→ **Data provided**
----------------------------------------
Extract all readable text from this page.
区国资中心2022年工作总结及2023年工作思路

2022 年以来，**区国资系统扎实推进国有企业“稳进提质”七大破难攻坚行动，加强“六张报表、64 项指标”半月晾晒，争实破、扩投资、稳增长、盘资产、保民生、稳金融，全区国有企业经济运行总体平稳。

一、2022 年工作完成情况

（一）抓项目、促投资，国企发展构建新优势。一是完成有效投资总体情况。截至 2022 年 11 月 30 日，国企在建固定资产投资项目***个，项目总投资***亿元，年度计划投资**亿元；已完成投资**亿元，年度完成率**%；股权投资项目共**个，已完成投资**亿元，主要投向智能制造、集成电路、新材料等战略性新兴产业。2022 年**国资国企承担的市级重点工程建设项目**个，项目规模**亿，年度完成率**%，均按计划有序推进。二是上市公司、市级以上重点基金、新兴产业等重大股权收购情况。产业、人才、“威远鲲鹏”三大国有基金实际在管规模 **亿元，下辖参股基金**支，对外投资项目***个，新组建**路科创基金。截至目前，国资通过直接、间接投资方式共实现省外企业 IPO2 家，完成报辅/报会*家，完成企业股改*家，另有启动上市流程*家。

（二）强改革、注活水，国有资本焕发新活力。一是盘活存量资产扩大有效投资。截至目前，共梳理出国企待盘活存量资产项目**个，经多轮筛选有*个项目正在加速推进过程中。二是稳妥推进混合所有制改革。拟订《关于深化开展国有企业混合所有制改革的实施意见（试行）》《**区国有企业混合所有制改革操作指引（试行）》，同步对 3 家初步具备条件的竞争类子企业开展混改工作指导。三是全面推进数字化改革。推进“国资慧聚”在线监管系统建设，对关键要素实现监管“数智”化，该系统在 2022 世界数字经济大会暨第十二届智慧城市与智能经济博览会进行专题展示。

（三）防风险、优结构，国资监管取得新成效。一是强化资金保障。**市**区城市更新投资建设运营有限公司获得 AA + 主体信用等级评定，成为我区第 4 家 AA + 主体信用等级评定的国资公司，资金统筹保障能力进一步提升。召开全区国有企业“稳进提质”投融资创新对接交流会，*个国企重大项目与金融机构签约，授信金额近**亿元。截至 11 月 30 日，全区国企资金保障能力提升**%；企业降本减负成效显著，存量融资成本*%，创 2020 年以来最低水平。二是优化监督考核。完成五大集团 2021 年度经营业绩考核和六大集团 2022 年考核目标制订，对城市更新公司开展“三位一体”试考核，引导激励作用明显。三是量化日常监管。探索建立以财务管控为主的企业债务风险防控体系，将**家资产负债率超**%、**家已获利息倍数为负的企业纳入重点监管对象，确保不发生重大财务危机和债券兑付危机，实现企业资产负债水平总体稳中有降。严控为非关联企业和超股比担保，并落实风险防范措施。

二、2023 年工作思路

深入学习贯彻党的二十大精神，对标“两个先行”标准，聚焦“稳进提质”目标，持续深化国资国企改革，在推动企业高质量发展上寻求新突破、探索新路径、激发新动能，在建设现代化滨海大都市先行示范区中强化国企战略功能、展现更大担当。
----------------------------------------
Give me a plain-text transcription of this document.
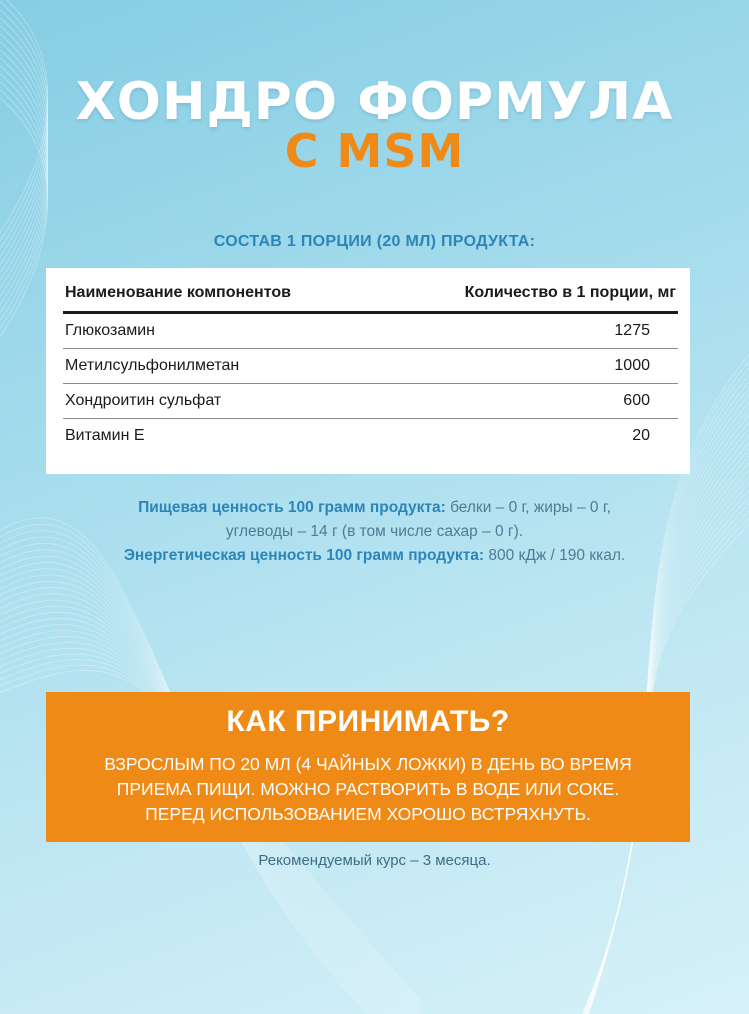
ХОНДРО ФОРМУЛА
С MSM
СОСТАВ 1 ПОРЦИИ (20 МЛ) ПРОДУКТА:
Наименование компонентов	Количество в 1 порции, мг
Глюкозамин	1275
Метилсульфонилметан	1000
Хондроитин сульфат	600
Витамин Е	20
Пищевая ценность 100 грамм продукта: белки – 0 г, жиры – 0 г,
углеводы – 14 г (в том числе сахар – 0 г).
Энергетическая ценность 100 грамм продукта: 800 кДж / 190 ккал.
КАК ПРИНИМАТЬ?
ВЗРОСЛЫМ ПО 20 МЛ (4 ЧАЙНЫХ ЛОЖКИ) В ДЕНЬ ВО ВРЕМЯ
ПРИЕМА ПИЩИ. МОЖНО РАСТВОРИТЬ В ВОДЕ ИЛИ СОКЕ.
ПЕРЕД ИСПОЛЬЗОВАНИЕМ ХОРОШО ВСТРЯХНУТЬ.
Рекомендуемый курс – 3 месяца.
----------------------------------------
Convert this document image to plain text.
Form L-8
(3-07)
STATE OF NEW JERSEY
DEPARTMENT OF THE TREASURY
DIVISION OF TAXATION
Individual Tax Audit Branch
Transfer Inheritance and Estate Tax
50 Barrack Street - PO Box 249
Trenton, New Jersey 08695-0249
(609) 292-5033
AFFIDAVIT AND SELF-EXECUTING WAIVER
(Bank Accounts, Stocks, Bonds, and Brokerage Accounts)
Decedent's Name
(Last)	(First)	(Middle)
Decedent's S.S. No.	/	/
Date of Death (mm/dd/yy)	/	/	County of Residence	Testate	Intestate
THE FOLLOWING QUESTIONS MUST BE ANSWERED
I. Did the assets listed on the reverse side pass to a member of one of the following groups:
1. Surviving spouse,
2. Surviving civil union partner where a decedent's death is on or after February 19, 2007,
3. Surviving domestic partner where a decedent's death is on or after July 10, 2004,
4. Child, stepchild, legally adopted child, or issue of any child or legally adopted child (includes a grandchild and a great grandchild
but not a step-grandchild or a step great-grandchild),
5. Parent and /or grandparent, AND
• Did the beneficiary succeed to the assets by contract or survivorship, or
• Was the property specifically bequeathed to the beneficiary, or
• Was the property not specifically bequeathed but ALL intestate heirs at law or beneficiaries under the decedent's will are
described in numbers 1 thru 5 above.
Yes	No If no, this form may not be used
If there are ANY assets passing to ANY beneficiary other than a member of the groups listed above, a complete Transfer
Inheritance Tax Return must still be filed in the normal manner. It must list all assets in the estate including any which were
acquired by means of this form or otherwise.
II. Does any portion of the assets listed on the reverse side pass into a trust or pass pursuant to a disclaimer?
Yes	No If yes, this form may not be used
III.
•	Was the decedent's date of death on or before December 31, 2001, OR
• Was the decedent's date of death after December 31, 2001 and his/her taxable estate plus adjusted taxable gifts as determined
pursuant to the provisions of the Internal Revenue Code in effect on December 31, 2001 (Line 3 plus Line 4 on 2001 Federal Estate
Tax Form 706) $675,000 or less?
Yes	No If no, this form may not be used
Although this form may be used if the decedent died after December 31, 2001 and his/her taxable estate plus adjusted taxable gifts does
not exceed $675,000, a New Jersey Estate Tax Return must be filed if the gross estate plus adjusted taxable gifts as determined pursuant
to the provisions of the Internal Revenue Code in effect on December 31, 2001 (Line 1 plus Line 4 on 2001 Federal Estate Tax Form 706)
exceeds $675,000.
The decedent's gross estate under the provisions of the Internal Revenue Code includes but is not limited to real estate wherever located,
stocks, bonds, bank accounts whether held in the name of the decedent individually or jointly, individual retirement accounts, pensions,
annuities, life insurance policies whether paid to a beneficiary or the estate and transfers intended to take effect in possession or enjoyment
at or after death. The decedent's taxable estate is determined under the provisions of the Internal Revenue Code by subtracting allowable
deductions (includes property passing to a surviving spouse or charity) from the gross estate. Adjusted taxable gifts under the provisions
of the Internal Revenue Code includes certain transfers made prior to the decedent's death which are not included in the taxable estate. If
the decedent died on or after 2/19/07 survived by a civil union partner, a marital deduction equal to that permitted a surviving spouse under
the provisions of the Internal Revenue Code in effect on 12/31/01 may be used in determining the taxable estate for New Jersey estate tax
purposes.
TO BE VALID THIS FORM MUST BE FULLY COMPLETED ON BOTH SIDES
----------------------------------------
→ **Description of the task**
Show all lines from the data above in which the word "spouse" appears.

→ **Reply to the task**
1. Surviving spouse,
deductions (includes property passing to a surviving spouse or charity) from the gross estate. Adjusted taxable gifts under the provisions
the decedent died on or after 2/19/07 survived by a civil union partner, a marital deduction equal to that permitted a surviving spouse under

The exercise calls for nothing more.